Data records.
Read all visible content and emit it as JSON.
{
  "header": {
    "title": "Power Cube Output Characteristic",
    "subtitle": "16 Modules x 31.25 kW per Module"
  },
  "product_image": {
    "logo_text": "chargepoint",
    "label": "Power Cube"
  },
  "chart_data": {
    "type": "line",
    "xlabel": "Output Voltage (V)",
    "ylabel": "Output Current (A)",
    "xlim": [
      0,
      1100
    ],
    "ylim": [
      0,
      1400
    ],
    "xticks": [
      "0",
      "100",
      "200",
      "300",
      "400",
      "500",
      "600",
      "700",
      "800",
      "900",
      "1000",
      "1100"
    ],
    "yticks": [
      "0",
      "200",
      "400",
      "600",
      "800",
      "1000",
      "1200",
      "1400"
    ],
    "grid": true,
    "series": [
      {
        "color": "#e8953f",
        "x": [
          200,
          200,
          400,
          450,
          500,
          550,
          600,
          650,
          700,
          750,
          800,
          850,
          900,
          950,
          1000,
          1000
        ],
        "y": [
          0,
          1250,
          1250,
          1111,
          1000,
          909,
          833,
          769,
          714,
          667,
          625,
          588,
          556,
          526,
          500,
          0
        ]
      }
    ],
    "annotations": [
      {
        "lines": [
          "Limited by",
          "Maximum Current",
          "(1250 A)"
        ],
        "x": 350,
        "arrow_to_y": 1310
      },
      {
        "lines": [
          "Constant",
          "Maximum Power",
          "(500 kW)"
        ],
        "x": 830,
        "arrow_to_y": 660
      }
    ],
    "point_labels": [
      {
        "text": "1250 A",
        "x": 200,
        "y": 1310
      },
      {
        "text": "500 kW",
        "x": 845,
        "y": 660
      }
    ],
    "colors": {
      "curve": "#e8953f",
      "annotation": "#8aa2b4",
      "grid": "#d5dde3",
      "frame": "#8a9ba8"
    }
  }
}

Stated task. Extract every record and return it verbatim.

Answer to the task.
Read all visible content and emit it as JSON.
{
  "header": {
    "title": "Power Cube Output Characteristic",
    "subtitle": "16 Modules x 31.25 kW per Module"
  },
  "product_image": {
    "logo_text": "chargepoint",
    "label": "Power Cube"
  },
  "chart_data": {
    "type": "line",
    "xlabel": "Output Voltage (V)",
    "ylabel": "Output Current (A)",
    "xlim": [
      0,
      1100
    ],
    "ylim": [
      0,
      1400
    ],
    "xticks": [
      "0",
      "100",
      "200",
      "300",
      "400",
      "500",
      "600",
      "700",
      "800",
      "900",
      "1000",
      "1100"
    ],
    "yticks": [
      "0",
      "200",
      "400",
      "600",
      "800",
      "1000",
      "1200",
      "1400"
    ],
    "grid": true,
    "series": [
      {
        "color": "#e8953f",
        "x": [
          200,
          200,
          400,
          450,
          500,
          550,
          600,
          650,
          700,
          750,
          800,
          850,
          900,
          950,
          1000,
          1000
        ],
        "y": [
          0,
          1250,
          1250,
          1111,
          1000,
          909,
          833,
          769,
          714,
          667,
          625,
          588,
          556,
          526,
          500,
          0
        ]
      }
    ],
    "annotations": [
      {
        "lines": [
          "Limited by",
          "Maximum Current",
          "(1250 A)"
        ],
        "x": 350,
        "arrow_to_y": 1310
      },
      {
        "lines": [
          "Constant",
          "Maximum Power",
          "(500 kW)"
        ],
        "x": 830,
        "arrow_to_y": 660
      }
    ],
    "point_labels": [
      {
        "text": "1250 A",
        "x": 200,
        "y": 1310
      },
      {
        "text": "500 kW",
        "x": 845,
        "y": 660
      }
    ],
    "colors": {
      "curve": "#e8953f",
      "annotation": "#8aa2b4",
      "grid": "#d5dde3",
      "frame": "#8a9ba8"
    }
  }
}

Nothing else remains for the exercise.